PROMPT ▸ Omit all images. Write out the rest of the material exactly.

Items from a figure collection
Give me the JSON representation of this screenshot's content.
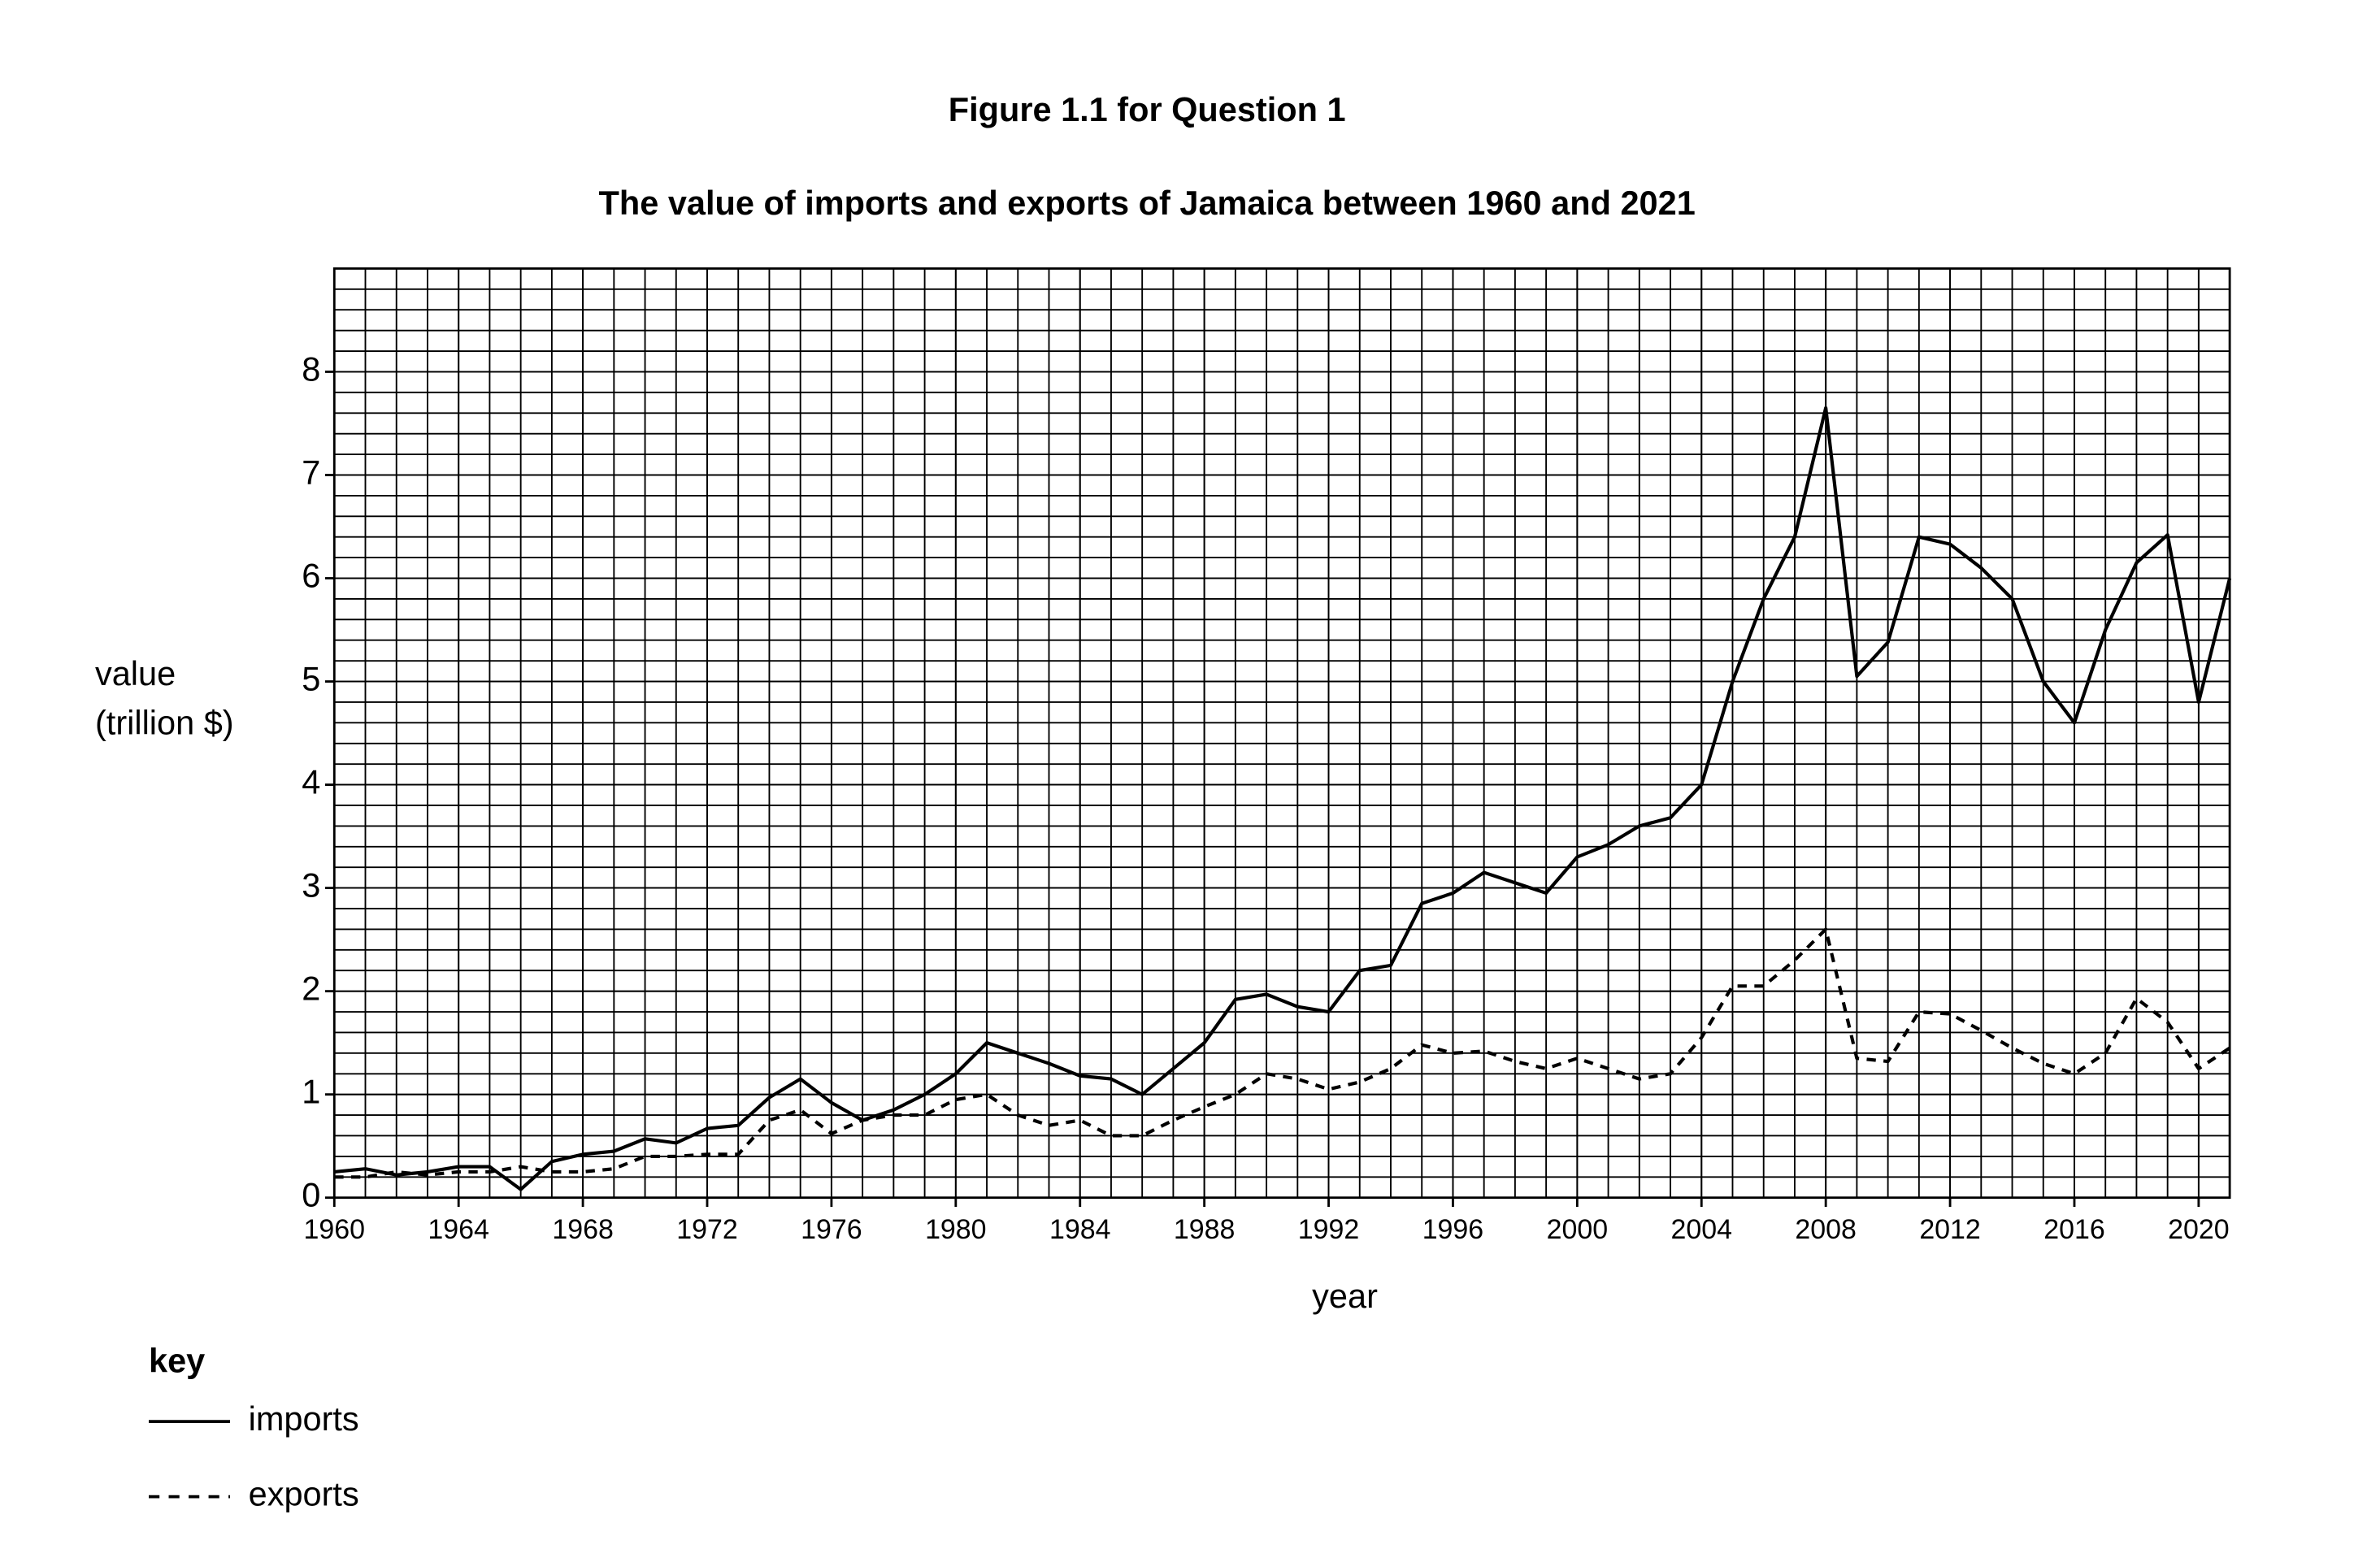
{
  "chart_data": {
    "type": "line",
    "title": "Figure 1.1 for Question 1",
    "subtitle": "The value of imports and exports of Jamaica between 1960 and 2021",
    "y_label": [
      "value",
      "(trillion $)"
    ],
    "x_label": "year",
    "legend_title": "key",
    "legend_position": "bottom-left",
    "grid": true,
    "x": [
      1960,
      1961,
      1962,
      1963,
      1964,
      1965,
      1966,
      1967,
      1968,
      1969,
      1970,
      1971,
      1972,
      1973,
      1974,
      1975,
      1976,
      1977,
      1978,
      1979,
      1980,
      1981,
      1982,
      1983,
      1984,
      1985,
      1986,
      1987,
      1988,
      1989,
      1990,
      1991,
      1992,
      1993,
      1994,
      1995,
      1996,
      1997,
      1998,
      1999,
      2000,
      2001,
      2002,
      2003,
      2004,
      2005,
      2006,
      2007,
      2008,
      2009,
      2010,
      2011,
      2012,
      2013,
      2014,
      2015,
      2016,
      2017,
      2018,
      2019,
      2020,
      2021
    ],
    "series": [
      {
        "name": "imports",
        "color": "#000000",
        "style": "solid",
        "values": [
          0.25,
          0.28,
          0.22,
          0.25,
          0.3,
          0.3,
          0.08,
          0.35,
          0.42,
          0.45,
          0.57,
          0.53,
          0.67,
          0.7,
          0.97,
          1.15,
          0.92,
          0.75,
          0.85,
          1.0,
          1.2,
          1.5,
          1.4,
          1.3,
          1.18,
          1.15,
          1.0,
          1.25,
          1.5,
          1.92,
          1.97,
          1.85,
          1.8,
          2.2,
          2.25,
          2.85,
          2.95,
          3.15,
          3.05,
          2.95,
          3.3,
          3.42,
          3.6,
          3.68,
          4.0,
          5.0,
          5.8,
          6.4,
          7.65,
          5.05,
          5.38,
          6.4,
          6.33,
          6.1,
          5.8,
          5.0,
          4.6,
          5.5,
          6.15,
          6.42,
          4.8,
          6.0
        ]
      },
      {
        "name": "exports",
        "color": "#000000",
        "style": "dashed",
        "values": [
          0.2,
          0.2,
          0.25,
          0.22,
          0.25,
          0.25,
          0.3,
          0.25,
          0.25,
          0.28,
          0.4,
          0.4,
          0.42,
          0.42,
          0.75,
          0.85,
          0.62,
          0.75,
          0.8,
          0.8,
          0.95,
          1.0,
          0.8,
          0.7,
          0.75,
          0.6,
          0.6,
          0.75,
          0.88,
          1.0,
          1.2,
          1.15,
          1.05,
          1.12,
          1.25,
          1.48,
          1.4,
          1.42,
          1.32,
          1.25,
          1.35,
          1.25,
          1.15,
          1.2,
          1.55,
          2.05,
          2.05,
          2.3,
          2.6,
          1.35,
          1.32,
          1.8,
          1.78,
          1.62,
          1.45,
          1.3,
          1.2,
          1.4,
          1.93,
          1.7,
          1.25,
          1.45
        ]
      }
    ],
    "xlim": [
      1960,
      2021
    ],
    "xticks": [
      1960,
      1964,
      1968,
      1972,
      1976,
      1980,
      1984,
      1988,
      1992,
      1996,
      2000,
      2004,
      2008,
      2012,
      2016,
      2020
    ],
    "ylim": [
      0,
      9
    ],
    "yticks": [
      0,
      1,
      2,
      3,
      4,
      5,
      6,
      7,
      8
    ]
  }
}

SOLUTION TO THE EXERCISE ▸
Give me the JSON representation of this screenshot's content.
{
  "chart_data": {
    "type": "line",
    "title": "Figure 1.1 for Question 1",
    "subtitle": "The value of imports and exports of Jamaica between 1960 and 2021",
    "y_label": [
      "value",
      "(trillion $)"
    ],
    "x_label": "year",
    "legend_title": "key",
    "legend_position": "bottom-left",
    "grid": true,
    "x": [
      1960,
      1961,
      1962,
      1963,
      1964,
      1965,
      1966,
      1967,
      1968,
      1969,
      1970,
      1971,
      1972,
      1973,
      1974,
      1975,
      1976,
      1977,
      1978,
      1979,
      1980,
      1981,
      1982,
      1983,
      1984,
      1985,
      1986,
      1987,
      1988,
      1989,
      1990,
      1991,
      1992,
      1993,
      1994,
      1995,
      1996,
      1997,
      1998,
      1999,
      2000,
      2001,
      2002,
      2003,
      2004,
      2005,
      2006,
      2007,
      2008,
      2009,
      2010,
      2011,
      2012,
      2013,
      2014,
      2015,
      2016,
      2017,
      2018,
      2019,
      2020,
      2021
    ],
    "series": [
      {
        "name": "imports",
        "color": "#000000",
        "style": "solid",
        "values": [
          0.25,
          0.28,
          0.22,
          0.25,
          0.3,
          0.3,
          0.08,
          0.35,
          0.42,
          0.45,
          0.57,
          0.53,
          0.67,
          0.7,
          0.97,
          1.15,
          0.92,
          0.75,
          0.85,
          1.0,
          1.2,
          1.5,
          1.4,
          1.3,
          1.18,
          1.15,
          1.0,
          1.25,
          1.5,
          1.92,
          1.97,
          1.85,
          1.8,
          2.2,
          2.25,
          2.85,
          2.95,
          3.15,
          3.05,
          2.95,
          3.3,
          3.42,
          3.6,
          3.68,
          4.0,
          5.0,
          5.8,
          6.4,
          7.65,
          5.05,
          5.38,
          6.4,
          6.33,
          6.1,
          5.8,
          5.0,
          4.6,
          5.5,
          6.15,
          6.42,
          4.8,
          6.0
        ]
      },
      {
        "name": "exports",
        "color": "#000000",
        "style": "dashed",
        "values": [
          0.2,
          0.2,
          0.25,
          0.22,
          0.25,
          0.25,
          0.3,
          0.25,
          0.25,
          0.28,
          0.4,
          0.4,
          0.42,
          0.42,
          0.75,
          0.85,
          0.62,
          0.75,
          0.8,
          0.8,
          0.95,
          1.0,
          0.8,
          0.7,
          0.75,
          0.6,
          0.6,
          0.75,
          0.88,
          1.0,
          1.2,
          1.15,
          1.05,
          1.12,
          1.25,
          1.48,
          1.4,
          1.42,
          1.32,
          1.25,
          1.35,
          1.25,
          1.15,
          1.2,
          1.55,
          2.05,
          2.05,
          2.3,
          2.6,
          1.35,
          1.32,
          1.8,
          1.78,
          1.62,
          1.45,
          1.3,
          1.2,
          1.4,
          1.93,
          1.7,
          1.25,
          1.45
        ]
      }
    ],
    "xlim": [
      1960,
      2021
    ],
    "xticks": [
      1960,
      1964,
      1968,
      1972,
      1976,
      1980,
      1984,
      1988,
      1992,
      1996,
      2000,
      2004,
      2008,
      2012,
      2016,
      2020
    ],
    "ylim": [
      0,
      9
    ],
    "yticks": [
      0,
      1,
      2,
      3,
      4,
      5,
      6,
      7,
      8
    ]
  }
}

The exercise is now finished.